About this exercise -> When copying the records below, omit any image and print everything else exactly.

↓↓↓

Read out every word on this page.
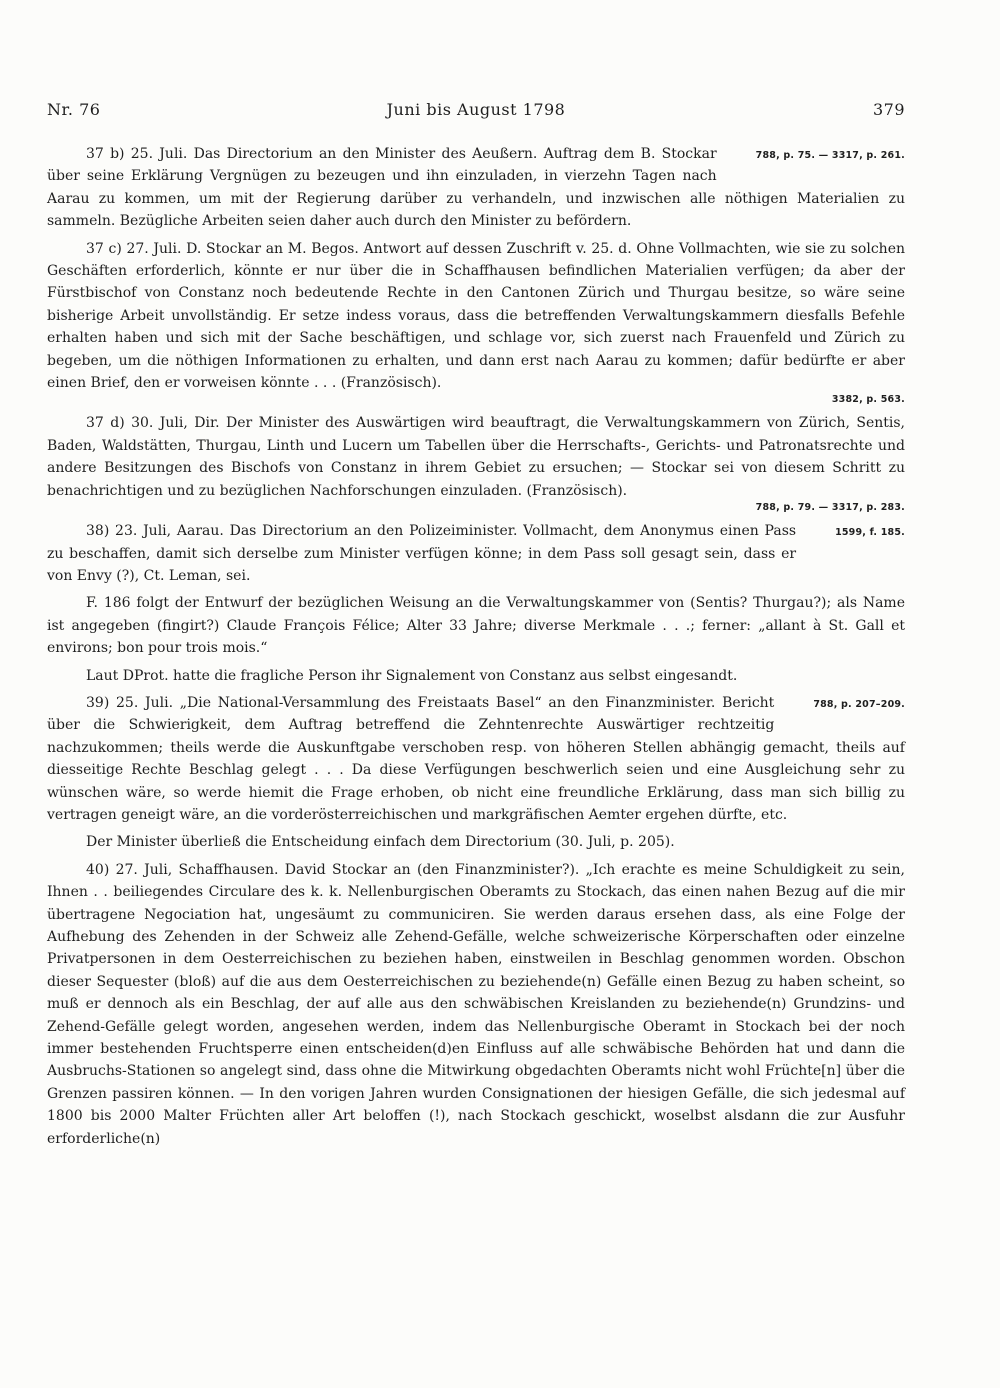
Nr. 76	Juni bis August 1798	379

788, p. 75. — 3317, p. 261.
37 b) 25. Juli. Das Directorium an den Minister des Aeußern. Auftrag dem B. Stockar über seine Erklärung Vergnügen zu bezeugen und ihn einzuladen, in vierzehn Tagen nach Aarau zu kommen, um mit der Regierung darüber zu verhandeln, und inzwischen alle nöthigen Materialien zu sammeln. Bezügliche Arbeiten seien daher auch durch den Minister zu befördern.

37 c) 27. Juli. D. Stockar an M. Begos. Antwort auf dessen Zuschrift v. 25. d. Ohne Vollmachten, wie sie zu solchen Geschäften erforderlich, könnte er nur über die in Schaffhausen befindlichen Materialien verfügen; da aber der Fürstbischof von Constanz noch bedeutende Rechte in den Cantonen Zürich und Thurgau besitze, so wäre seine bisherige Arbeit unvollständig. Er setze indess voraus, dass die betreffenden Verwaltungskammern diesfalls Befehle erhalten haben und sich mit der Sache beschäftigen, und schlage vor, sich zuerst nach Frauenfeld und Zürich zu begeben, um die nöthigen Informationen zu erhalten, und dann erst nach Aarau zu kommen; dafür bedürfte er aber einen Brief, den er vorweisen könnte . . . (Französisch).
3382, p. 563.

37 d) 30. Juli, Dir. Der Minister des Auswärtigen wird beauftragt, die Verwaltungskammern von Zürich, Sentis, Baden, Waldstätten, Thurgau, Linth und Lucern um Tabellen über die Herrschafts-, Gerichts- und Patronatsrechte und andere Besitzungen des Bischofs von Constanz in ihrem Gebiet zu ersuchen; — Stockar sei von diesem Schritt zu benachrichtigen und zu bezüglichen Nachforschungen einzuladen. (Französisch).
788, p. 79. — 3317, p. 283.

1599, f. 185.
38) 23. Juli, Aarau. Das Directorium an den Polizeiminister. Vollmacht, dem Anonymus einen Pass zu beschaffen, damit sich derselbe zum Minister verfügen könne; in dem Pass soll gesagt sein, dass er von Envy (?), Ct. Leman, sei.

F. 186 folgt der Entwurf der bezüglichen Weisung an die Verwaltungskammer von (Sentis? Thurgau?); als Name ist angegeben (fingirt?) Claude François Félice; Alter 33 Jahre; diverse Merkmale . . .; ferner: „allant à St. Gall et environs; bon pour trois mois.“

Laut DProt. hatte die fragliche Person ihr Signalement von Constanz aus selbst eingesandt.

788, p. 207–209.
39) 25. Juli. „Die National-Versammlung des Freistaats Basel“ an den Finanzminister. Bericht über die Schwierigkeit, dem Auftrag betreffend die Zehntenrechte Auswärtiger rechtzeitig nachzukommen; theils werde die Auskunftgabe verschoben resp. von höheren Stellen abhängig gemacht, theils auf diesseitige Rechte Beschlag gelegt . . . Da diese Verfügungen beschwerlich seien und eine Ausgleichung sehr zu wünschen wäre, so werde hiemit die Frage erhoben, ob nicht eine freundliche Erklärung, dass man sich billig zu vertragen geneigt wäre, an die vorderösterreichischen und markgräfischen Aemter ergehen dürfte, etc.

Der Minister überließ die Entscheidung einfach dem Directorium (30. Juli, p. 205).

40) 27. Juli, Schaffhausen. David Stockar an (den Finanzminister?). „Ich erachte es meine Schuldigkeit zu sein, Ihnen . . beiliegendes Circulare des k. k. Nellenburgischen Oberamts zu Stockach, das einen nahen Bezug auf die mir übertragene Negociation hat, ungesäumt zu communiciren. Sie werden daraus ersehen dass, als eine Folge der Aufhebung des Zehenden in der Schweiz alle Zehend-Gefälle, welche schweizerische Körperschaften oder einzelne Privatpersonen in dem Oesterreichischen zu beziehen haben, einstweilen in Beschlag genommen worden. Obschon dieser Sequester (bloß) auf die aus dem Oesterreichischen zu beziehende(n) Gefälle einen Bezug zu haben scheint, so muß er dennoch als ein Beschlag, der auf alle aus den schwäbischen Kreislanden zu beziehende(n) Grundzins- und Zehend-Gefälle gelegt worden, angesehen werden, indem das Nellenburgische Oberamt in Stockach bei der noch immer bestehenden Fruchtsperre einen entscheiden(d)en Einfluss auf alle schwäbische Behörden hat und dann die Ausbruchs-Stationen so angelegt sind, dass ohne die Mitwirkung obgedachten Oberamts nicht wohl Früchte[n] über die Grenzen passiren können. — In den vorigen Jahren wurden Consignationen der hiesigen Gefälle, die sich jedesmal auf 1800 bis 2000 Malter Früchten aller Art beloffen (!), nach Stockach geschickt, woselbst alsdann die zur Ausfuhr erforderliche(n)
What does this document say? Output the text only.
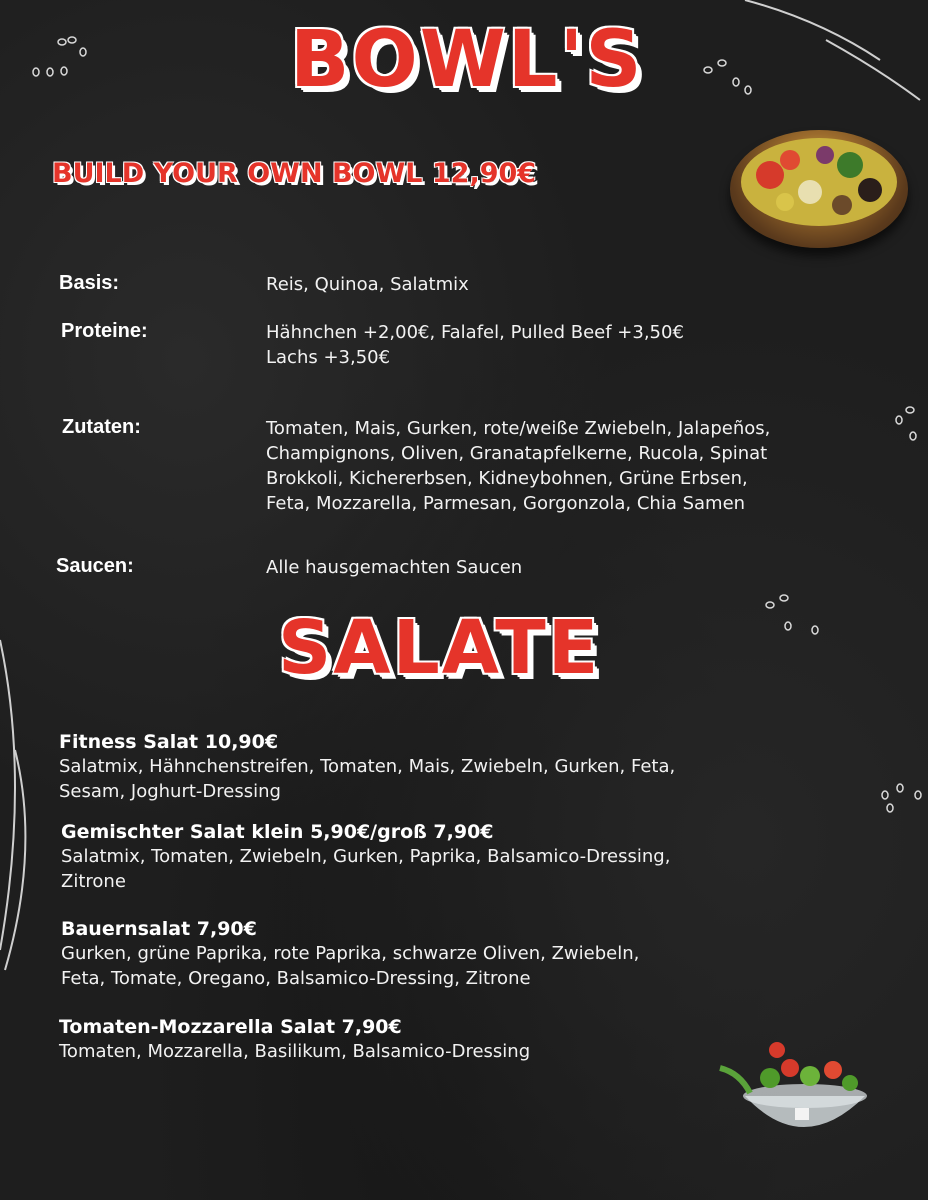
BOWL'S
BUILD YOUR OWN BOWL 12,90€
Basis:	Reis, Quinoa, Salatmix
Proteine:	Hähnchen +2,00€, Falafel, Pulled Beef +3,50€
Lachs +3,50€
Zutaten:	Tomaten, Mais, Gurken, rote/weiße Zwiebeln, Jalapeños,
Champignons, Oliven, Granatapfelkerne, Rucola, Spinat
Brokkoli, Kichererbsen, Kidneybohnen, Grüne Erbsen,
Feta, Mozzarella, Parmesan, Gorgonzola, Chia Samen
Saucen:	Alle hausgemachten Saucen
SALATE
Fitness Salat 10,90€
Salatmix, Hähnchenstreifen, Tomaten, Mais, Zwiebeln, Gurken, Feta,
Sesam, Joghurt-Dressing
Gemischter Salat klein 5,90€/groß 7,90€
Salatmix, Tomaten, Zwiebeln, Gurken, Paprika, Balsamico-Dressing,
Zitrone
Bauernsalat 7,90€
Gurken, grüne Paprika, rote Paprika, schwarze Oliven, Zwiebeln,
Feta, Tomate, Oregano, Balsamico-Dressing, Zitrone
Tomaten-Mozzarella Salat 7,90€
Tomaten, Mozzarella, Basilikum, Balsamico-Dressing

↑↑↑

Final answer ->
Read out every word on this page.
Nr. 76	Juni bis August 1798	379

788, p. 75. — 3317, p. 261.
37 b) 25. Juli. Das Directorium an den Minister des Aeußern. Auftrag dem B. Stockar über seine Erklärung Vergnügen zu bezeugen und ihn einzuladen, in vierzehn Tagen nach Aarau zu kommen, um mit der Regierung darüber zu verhandeln, und inzwischen alle nöthigen Materialien zu sammeln. Bezügliche Arbeiten seien daher auch durch den Minister zu befördern.

37 c) 27. Juli. D. Stockar an M. Begos. Antwort auf dessen Zuschrift v. 25. d. Ohne Vollmachten, wie sie zu solchen Geschäften erforderlich, könnte er nur über die in Schaffhausen befindlichen Materialien verfügen; da aber der Fürstbischof von Constanz noch bedeutende Rechte in den Cantonen Zürich und Thurgau besitze, so wäre seine bisherige Arbeit unvollständig. Er setze indess voraus, dass die betreffenden Verwaltungskammern diesfalls Befehle erhalten haben und sich mit der Sache beschäftigen, und schlage vor, sich zuerst nach Frauenfeld und Zürich zu begeben, um die nöthigen Informationen zu erhalten, und dann erst nach Aarau zu kommen; dafür bedürfte er aber einen Brief, den er vorweisen könnte . . . (Französisch).
3382, p. 563.

37 d) 30. Juli, Dir. Der Minister des Auswärtigen wird beauftragt, die Verwaltungskammern von Zürich, Sentis, Baden, Waldstätten, Thurgau, Linth und Lucern um Tabellen über die Herrschafts-, Gerichts- und Patronatsrechte und andere Besitzungen des Bischofs von Constanz in ihrem Gebiet zu ersuchen; — Stockar sei von diesem Schritt zu benachrichtigen und zu bezüglichen Nachforschungen einzuladen. (Französisch).
788, p. 79. — 3317, p. 283.

1599, f. 185.
38) 23. Juli, Aarau. Das Directorium an den Polizeiminister. Vollmacht, dem Anonymus einen Pass zu beschaffen, damit sich derselbe zum Minister verfügen könne; in dem Pass soll gesagt sein, dass er von Envy (?), Ct. Leman, sei.

F. 186 folgt der Entwurf der bezüglichen Weisung an die Verwaltungskammer von (Sentis? Thurgau?); als Name ist angegeben (fingirt?) Claude François Félice; Alter 33 Jahre; diverse Merkmale . . .; ferner: „allant à St. Gall et environs; bon pour trois mois.“

Laut DProt. hatte die fragliche Person ihr Signalement von Constanz aus selbst eingesandt.

788, p. 207–209.
39) 25. Juli. „Die National-Versammlung des Freistaats Basel“ an den Finanzminister. Bericht über die Schwierigkeit, dem Auftrag betreffend die Zehntenrechte Auswärtiger rechtzeitig nachzukommen; theils werde die Auskunftgabe verschoben resp. von höheren Stellen abhängig gemacht, theils auf diesseitige Rechte Beschlag gelegt . . . Da diese Verfügungen beschwerlich seien und eine Ausgleichung sehr zu wünschen wäre, so werde hiemit die Frage erhoben, ob nicht eine freundliche Erklärung, dass man sich billig zu vertragen geneigt wäre, an die vorderösterreichischen und markgräfischen Aemter ergehen dürfte, etc.

Der Minister überließ die Entscheidung einfach dem Directorium (30. Juli, p. 205).

40) 27. Juli, Schaffhausen. David Stockar an (den Finanzminister?). „Ich erachte es meine Schuldigkeit zu sein, Ihnen . . beiliegendes Circulare des k. k. Nellenburgischen Oberamts zu Stockach, das einen nahen Bezug auf die mir übertragene Negociation hat, ungesäumt zu communiciren. Sie werden daraus ersehen dass, als eine Folge der Aufhebung des Zehenden in der Schweiz alle Zehend-Gefälle, welche schweizerische Körperschaften oder einzelne Privatpersonen in dem Oesterreichischen zu beziehen haben, einstweilen in Beschlag genommen worden. Obschon dieser Sequester (bloß) auf die aus dem Oesterreichischen zu beziehende(n) Gefälle einen Bezug zu haben scheint, so muß er dennoch als ein Beschlag, der auf alle aus den schwäbischen Kreislanden zu beziehende(n) Grundzins- und Zehend-Gefälle gelegt worden, angesehen werden, indem das Nellenburgische Oberamt in Stockach bei der noch immer bestehenden Fruchtsperre einen entscheiden(d)en Einfluss auf alle schwäbische Behörden hat und dann die Ausbruchs-Stationen so angelegt sind, dass ohne die Mitwirkung obgedachten Oberamts nicht wohl Früchte[n] über die Grenzen passiren können. — In den vorigen Jahren wurden Consignationen der hiesigen Gefälle, die sich jedesmal auf 1800 bis 2000 Malter Früchten aller Art beloffen (!), nach Stockach geschickt, woselbst alsdann die zur Ausfuhr erforderliche(n)
What does this document say? Output the text only.
BOWL'S
BUILD YOUR OWN BOWL 12,90€
Basis:	Reis, Quinoa, Salatmix
Proteine:	Hähnchen +2,00€, Falafel, Pulled Beef +3,50€
Lachs +3,50€
Zutaten:	Tomaten, Mais, Gurken, rote/weiße Zwiebeln, Jalapeños,
Champignons, Oliven, Granatapfelkerne, Rucola, Spinat
Brokkoli, Kichererbsen, Kidneybohnen, Grüne Erbsen,
Feta, Mozzarella, Parmesan, Gorgonzola, Chia Samen
Saucen:	Alle hausgemachten Saucen
SALATE
Fitness Salat 10,90€
Salatmix, Hähnchenstreifen, Tomaten, Mais, Zwiebeln, Gurken, Feta,
Sesam, Joghurt-Dressing
Gemischter Salat klein 5,90€/groß 7,90€
Salatmix, Tomaten, Zwiebeln, Gurken, Paprika, Balsamico-Dressing,
Zitrone
Bauernsalat 7,90€
Gurken, grüne Paprika, rote Paprika, schwarze Oliven, Zwiebeln,
Feta, Tomate, Oregano, Balsamico-Dressing, Zitrone
Tomaten-Mozzarella Salat 7,90€
Tomaten, Mozzarella, Basilikum, Balsamico-Dressing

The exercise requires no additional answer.